§ Task prompt: Copy the data exactly as it appears, and do not include any pictures.

§ Raw records:

"""

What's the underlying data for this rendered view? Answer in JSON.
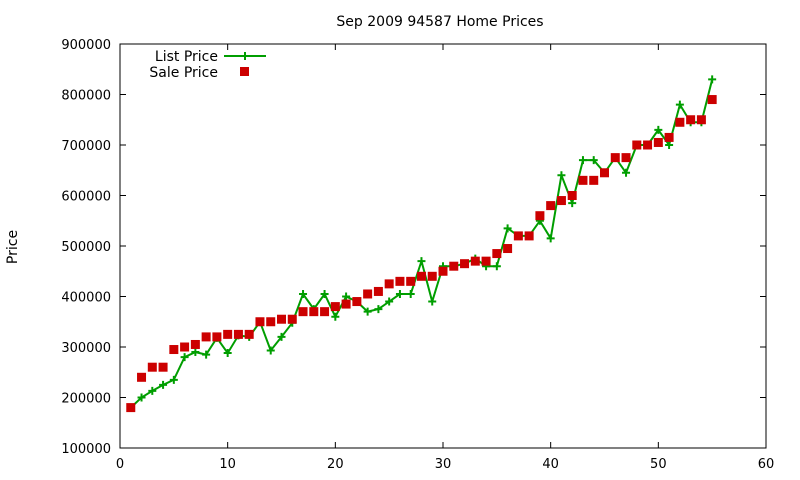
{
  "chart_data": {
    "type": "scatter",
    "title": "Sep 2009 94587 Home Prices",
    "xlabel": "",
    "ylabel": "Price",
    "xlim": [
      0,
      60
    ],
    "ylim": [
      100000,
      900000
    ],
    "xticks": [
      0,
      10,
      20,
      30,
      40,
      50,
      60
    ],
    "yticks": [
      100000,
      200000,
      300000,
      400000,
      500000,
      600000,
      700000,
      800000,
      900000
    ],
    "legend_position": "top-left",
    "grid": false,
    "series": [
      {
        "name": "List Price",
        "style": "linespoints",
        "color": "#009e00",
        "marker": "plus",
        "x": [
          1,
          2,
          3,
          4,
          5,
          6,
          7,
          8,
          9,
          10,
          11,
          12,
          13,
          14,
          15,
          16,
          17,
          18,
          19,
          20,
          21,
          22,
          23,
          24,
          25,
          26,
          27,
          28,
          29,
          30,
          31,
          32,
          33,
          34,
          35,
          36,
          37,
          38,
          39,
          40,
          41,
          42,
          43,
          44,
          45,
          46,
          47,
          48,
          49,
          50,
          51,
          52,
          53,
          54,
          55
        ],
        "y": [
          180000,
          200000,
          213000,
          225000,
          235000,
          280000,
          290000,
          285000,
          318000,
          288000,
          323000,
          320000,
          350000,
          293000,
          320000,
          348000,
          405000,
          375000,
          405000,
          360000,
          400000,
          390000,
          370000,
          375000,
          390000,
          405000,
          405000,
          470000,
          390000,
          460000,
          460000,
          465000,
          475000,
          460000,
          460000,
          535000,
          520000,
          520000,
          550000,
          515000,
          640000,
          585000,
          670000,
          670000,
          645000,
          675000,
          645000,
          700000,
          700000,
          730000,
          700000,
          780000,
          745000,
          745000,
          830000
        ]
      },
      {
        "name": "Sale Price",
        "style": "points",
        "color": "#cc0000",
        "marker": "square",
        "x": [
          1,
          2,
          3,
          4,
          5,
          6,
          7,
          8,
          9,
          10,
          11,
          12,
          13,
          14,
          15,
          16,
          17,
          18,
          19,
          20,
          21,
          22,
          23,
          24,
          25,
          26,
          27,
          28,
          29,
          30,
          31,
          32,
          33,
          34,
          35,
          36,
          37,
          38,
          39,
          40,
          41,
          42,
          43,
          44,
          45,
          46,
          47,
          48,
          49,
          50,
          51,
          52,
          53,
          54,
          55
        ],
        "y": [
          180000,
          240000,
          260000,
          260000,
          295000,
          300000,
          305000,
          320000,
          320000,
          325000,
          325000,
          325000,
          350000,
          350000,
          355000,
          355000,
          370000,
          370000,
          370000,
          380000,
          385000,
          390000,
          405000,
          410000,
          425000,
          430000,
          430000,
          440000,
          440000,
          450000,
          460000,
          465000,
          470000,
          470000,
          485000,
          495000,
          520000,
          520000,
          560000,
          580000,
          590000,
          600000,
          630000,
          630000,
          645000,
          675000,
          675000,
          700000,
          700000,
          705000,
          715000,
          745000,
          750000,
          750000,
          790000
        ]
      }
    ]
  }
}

"""

§ Worked solution:
What's the underlying data for this rendered view? Answer in JSON.
{
  "chart_data": {
    "type": "scatter",
    "title": "Sep 2009 94587 Home Prices",
    "xlabel": "",
    "ylabel": "Price",
    "xlim": [
      0,
      60
    ],
    "ylim": [
      100000,
      900000
    ],
    "xticks": [
      0,
      10,
      20,
      30,
      40,
      50,
      60
    ],
    "yticks": [
      100000,
      200000,
      300000,
      400000,
      500000,
      600000,
      700000,
      800000,
      900000
    ],
    "legend_position": "top-left",
    "grid": false,
    "series": [
      {
        "name": "List Price",
        "style": "linespoints",
        "color": "#009e00",
        "marker": "plus",
        "x": [
          1,
          2,
          3,
          4,
          5,
          6,
          7,
          8,
          9,
          10,
          11,
          12,
          13,
          14,
          15,
          16,
          17,
          18,
          19,
          20,
          21,
          22,
          23,
          24,
          25,
          26,
          27,
          28,
          29,
          30,
          31,
          32,
          33,
          34,
          35,
          36,
          37,
          38,
          39,
          40,
          41,
          42,
          43,
          44,
          45,
          46,
          47,
          48,
          49,
          50,
          51,
          52,
          53,
          54,
          55
        ],
        "y": [
          180000,
          200000,
          213000,
          225000,
          235000,
          280000,
          290000,
          285000,
          318000,
          288000,
          323000,
          320000,
          350000,
          293000,
          320000,
          348000,
          405000,
          375000,
          405000,
          360000,
          400000,
          390000,
          370000,
          375000,
          390000,
          405000,
          405000,
          470000,
          390000,
          460000,
          460000,
          465000,
          475000,
          460000,
          460000,
          535000,
          520000,
          520000,
          550000,
          515000,
          640000,
          585000,
          670000,
          670000,
          645000,
          675000,
          645000,
          700000,
          700000,
          730000,
          700000,
          780000,
          745000,
          745000,
          830000
        ]
      },
      {
        "name": "Sale Price",
        "style": "points",
        "color": "#cc0000",
        "marker": "square",
        "x": [
          1,
          2,
          3,
          4,
          5,
          6,
          7,
          8,
          9,
          10,
          11,
          12,
          13,
          14,
          15,
          16,
          17,
          18,
          19,
          20,
          21,
          22,
          23,
          24,
          25,
          26,
          27,
          28,
          29,
          30,
          31,
          32,
          33,
          34,
          35,
          36,
          37,
          38,
          39,
          40,
          41,
          42,
          43,
          44,
          45,
          46,
          47,
          48,
          49,
          50,
          51,
          52,
          53,
          54,
          55
        ],
        "y": [
          180000,
          240000,
          260000,
          260000,
          295000,
          300000,
          305000,
          320000,
          320000,
          325000,
          325000,
          325000,
          350000,
          350000,
          355000,
          355000,
          370000,
          370000,
          370000,
          380000,
          385000,
          390000,
          405000,
          410000,
          425000,
          430000,
          430000,
          440000,
          440000,
          450000,
          460000,
          465000,
          470000,
          470000,
          485000,
          495000,
          520000,
          520000,
          560000,
          580000,
          590000,
          600000,
          630000,
          630000,
          645000,
          675000,
          675000,
          700000,
          700000,
          705000,
          715000,
          745000,
          750000,
          750000,
          790000
        ]
      }
    ]
  }
}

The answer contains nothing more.